Directions | Return the stretch of lines from the one containing "Find all labels, buttons, inputs, and" through the one containing "feature-card-battery: 48-Hour Battery", reproducing each line without any change. Leave the picture out of your answer.

Records provided |
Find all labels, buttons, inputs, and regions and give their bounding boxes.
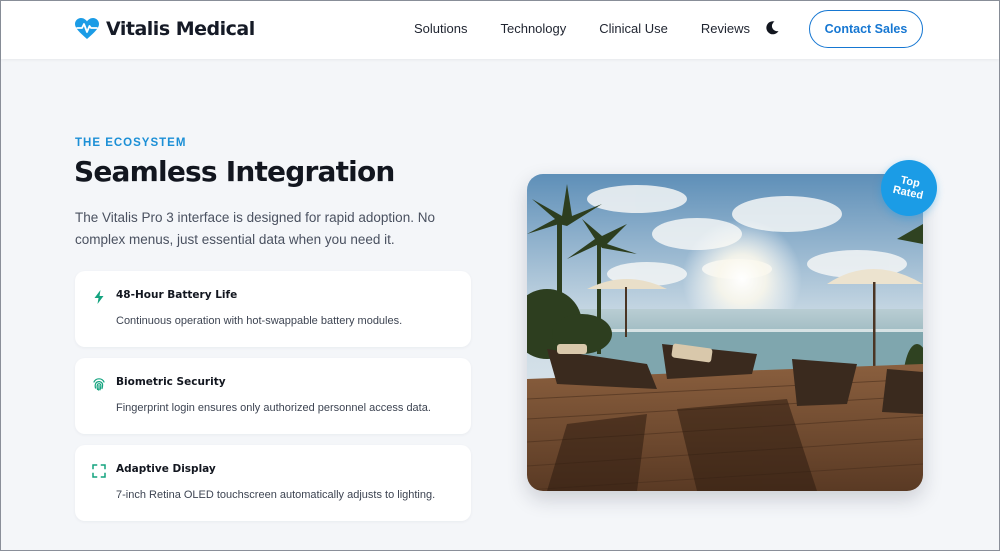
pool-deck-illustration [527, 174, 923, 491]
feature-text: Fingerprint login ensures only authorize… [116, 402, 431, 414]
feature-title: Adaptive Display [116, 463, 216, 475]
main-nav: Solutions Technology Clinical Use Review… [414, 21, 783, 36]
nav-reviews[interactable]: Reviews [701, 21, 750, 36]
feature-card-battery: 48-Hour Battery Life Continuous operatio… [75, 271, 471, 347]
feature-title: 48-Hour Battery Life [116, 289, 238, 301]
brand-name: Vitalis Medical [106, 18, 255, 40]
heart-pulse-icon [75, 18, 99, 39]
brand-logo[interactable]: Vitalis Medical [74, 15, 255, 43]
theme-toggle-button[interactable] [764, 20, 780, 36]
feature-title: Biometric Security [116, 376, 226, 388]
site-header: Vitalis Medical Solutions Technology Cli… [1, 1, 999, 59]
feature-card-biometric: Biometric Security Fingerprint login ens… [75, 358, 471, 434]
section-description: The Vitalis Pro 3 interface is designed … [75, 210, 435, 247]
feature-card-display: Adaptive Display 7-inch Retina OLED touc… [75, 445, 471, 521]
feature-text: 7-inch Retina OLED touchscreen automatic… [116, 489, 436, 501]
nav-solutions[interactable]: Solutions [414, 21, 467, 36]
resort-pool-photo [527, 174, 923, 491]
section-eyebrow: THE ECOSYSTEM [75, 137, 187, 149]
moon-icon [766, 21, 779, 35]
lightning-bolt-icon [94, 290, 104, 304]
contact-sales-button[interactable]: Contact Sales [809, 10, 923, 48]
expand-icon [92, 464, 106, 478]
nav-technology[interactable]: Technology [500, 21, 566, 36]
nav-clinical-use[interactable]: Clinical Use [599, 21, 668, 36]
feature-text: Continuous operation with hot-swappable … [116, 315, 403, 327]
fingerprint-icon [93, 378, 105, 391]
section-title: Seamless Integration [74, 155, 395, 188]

* * *

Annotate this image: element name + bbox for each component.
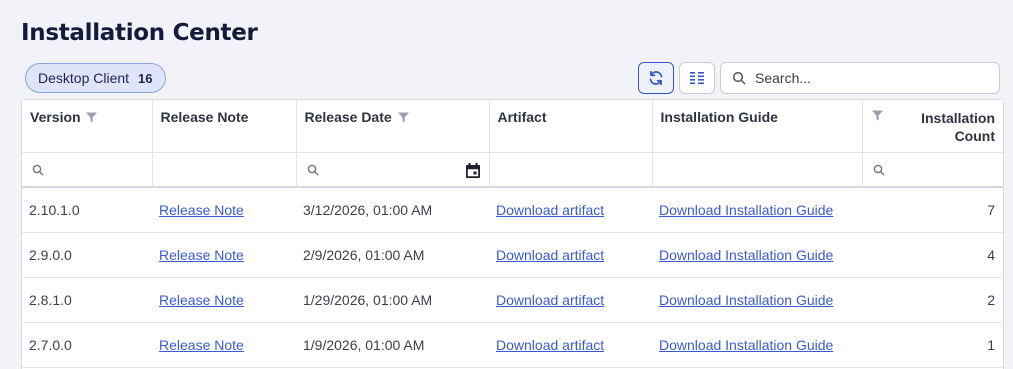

The result |
Find all labels, buttons, inputs, and regions and give their bounding boxes.
pool-deck-illustration [527, 174, 923, 491]
feature-text: Fingerprint login ensures only authorize… [116, 402, 431, 414]
feature-title: Adaptive Display [116, 463, 216, 475]
main-nav: Solutions Technology Clinical Use Review… [414, 21, 783, 36]
nav-reviews[interactable]: Reviews [701, 21, 750, 36]
feature-card-battery: 48-Hour Battery Life Continuous operatio… [75, 271, 471, 347]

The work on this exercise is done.